TASK BRIEF:
Copy out the lines that have "name" in them.

--*--

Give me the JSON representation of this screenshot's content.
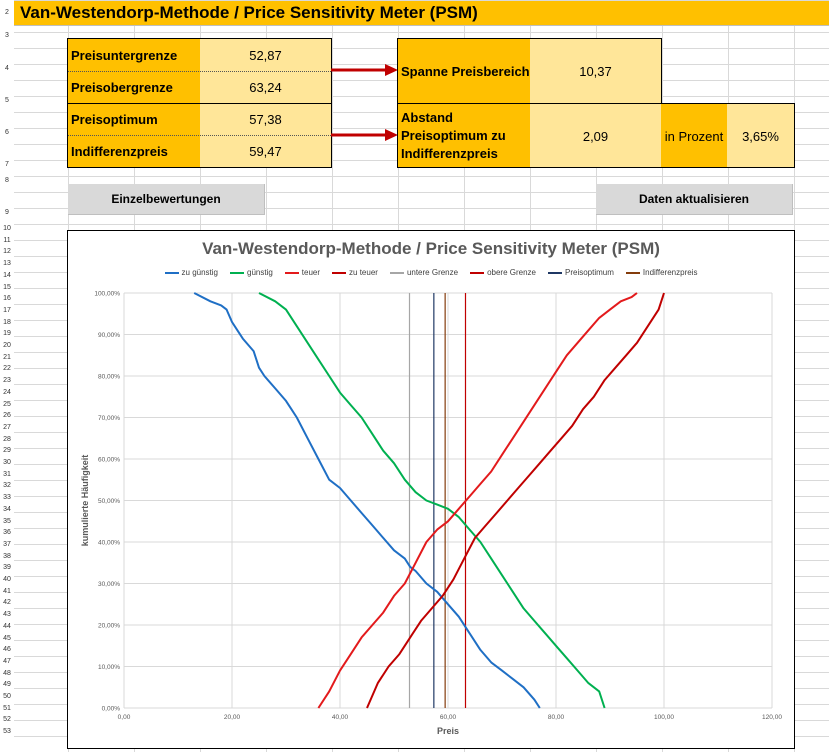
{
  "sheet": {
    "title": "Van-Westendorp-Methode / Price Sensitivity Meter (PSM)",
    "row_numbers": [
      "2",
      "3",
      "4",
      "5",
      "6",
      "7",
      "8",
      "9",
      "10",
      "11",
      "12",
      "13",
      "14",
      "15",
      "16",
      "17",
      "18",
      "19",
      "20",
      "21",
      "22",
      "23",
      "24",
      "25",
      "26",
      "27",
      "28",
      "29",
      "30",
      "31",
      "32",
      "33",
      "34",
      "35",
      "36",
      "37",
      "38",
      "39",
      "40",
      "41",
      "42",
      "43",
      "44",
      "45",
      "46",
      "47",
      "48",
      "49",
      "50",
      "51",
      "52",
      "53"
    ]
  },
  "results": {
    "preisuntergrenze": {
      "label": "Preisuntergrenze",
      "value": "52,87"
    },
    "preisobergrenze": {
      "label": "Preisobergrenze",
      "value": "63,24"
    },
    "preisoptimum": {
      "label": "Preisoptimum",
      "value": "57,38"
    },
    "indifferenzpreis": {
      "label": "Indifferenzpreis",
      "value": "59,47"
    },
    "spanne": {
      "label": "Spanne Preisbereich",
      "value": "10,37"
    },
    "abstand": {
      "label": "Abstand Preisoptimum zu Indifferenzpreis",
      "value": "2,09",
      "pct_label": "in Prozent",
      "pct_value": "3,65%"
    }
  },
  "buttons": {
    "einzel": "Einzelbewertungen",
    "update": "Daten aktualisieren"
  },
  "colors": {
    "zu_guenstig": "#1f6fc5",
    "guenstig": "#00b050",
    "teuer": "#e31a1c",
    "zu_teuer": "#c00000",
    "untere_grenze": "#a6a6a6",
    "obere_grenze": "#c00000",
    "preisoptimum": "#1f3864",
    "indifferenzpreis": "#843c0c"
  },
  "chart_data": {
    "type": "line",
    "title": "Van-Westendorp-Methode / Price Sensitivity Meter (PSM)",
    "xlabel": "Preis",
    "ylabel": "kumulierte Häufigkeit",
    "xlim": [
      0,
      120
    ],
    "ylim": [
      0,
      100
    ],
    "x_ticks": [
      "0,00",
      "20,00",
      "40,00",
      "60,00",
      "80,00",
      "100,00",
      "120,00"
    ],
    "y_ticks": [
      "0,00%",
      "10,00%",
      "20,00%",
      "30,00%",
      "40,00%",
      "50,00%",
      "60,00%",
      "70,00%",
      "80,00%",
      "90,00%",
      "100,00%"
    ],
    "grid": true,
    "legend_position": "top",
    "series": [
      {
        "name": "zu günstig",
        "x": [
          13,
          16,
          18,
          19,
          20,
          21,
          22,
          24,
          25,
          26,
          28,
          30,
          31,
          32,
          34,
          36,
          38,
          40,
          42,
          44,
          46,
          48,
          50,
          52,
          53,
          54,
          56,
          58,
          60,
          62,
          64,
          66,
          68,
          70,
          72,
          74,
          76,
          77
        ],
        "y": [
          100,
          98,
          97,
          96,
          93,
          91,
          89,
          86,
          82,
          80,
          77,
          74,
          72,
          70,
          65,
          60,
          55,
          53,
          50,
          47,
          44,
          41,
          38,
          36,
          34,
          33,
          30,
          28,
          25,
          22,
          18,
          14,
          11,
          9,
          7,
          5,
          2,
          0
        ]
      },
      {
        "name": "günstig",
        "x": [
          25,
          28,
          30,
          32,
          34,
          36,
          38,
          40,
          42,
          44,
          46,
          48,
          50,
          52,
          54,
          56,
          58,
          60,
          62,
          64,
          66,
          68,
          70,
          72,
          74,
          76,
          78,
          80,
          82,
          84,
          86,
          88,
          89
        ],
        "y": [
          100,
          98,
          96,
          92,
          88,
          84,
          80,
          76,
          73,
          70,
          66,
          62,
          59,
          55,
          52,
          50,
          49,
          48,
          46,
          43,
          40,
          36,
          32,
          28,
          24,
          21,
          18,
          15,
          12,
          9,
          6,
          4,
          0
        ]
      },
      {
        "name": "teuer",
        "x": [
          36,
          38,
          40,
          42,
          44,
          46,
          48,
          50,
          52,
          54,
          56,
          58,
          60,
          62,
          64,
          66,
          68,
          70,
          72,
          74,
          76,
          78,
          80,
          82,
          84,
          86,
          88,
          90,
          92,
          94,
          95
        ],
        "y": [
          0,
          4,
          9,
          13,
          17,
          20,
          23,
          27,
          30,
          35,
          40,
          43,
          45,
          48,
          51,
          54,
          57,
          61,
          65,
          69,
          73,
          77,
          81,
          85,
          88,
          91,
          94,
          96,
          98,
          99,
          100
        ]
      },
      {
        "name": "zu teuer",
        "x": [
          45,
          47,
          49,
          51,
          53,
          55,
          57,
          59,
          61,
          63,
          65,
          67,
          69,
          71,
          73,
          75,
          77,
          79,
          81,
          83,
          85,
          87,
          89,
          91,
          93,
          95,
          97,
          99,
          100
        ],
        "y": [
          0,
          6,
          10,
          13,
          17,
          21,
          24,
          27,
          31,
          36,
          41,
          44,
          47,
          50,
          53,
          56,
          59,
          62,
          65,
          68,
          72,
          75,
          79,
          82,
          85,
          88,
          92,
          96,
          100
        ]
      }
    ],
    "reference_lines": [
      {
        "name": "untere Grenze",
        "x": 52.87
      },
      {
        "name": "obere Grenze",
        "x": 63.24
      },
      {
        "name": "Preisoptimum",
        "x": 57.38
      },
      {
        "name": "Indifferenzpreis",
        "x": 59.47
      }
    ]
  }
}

--*--

TASK RESPONSE:
        "name": "zu günstig",
        "name": "günstig",
        "name": "teuer",
        "name": "zu teuer",
        "name": "untere Grenze",
        "name": "obere Grenze",
        "name": "Preisoptimum",
        "name": "Indifferenzpreis",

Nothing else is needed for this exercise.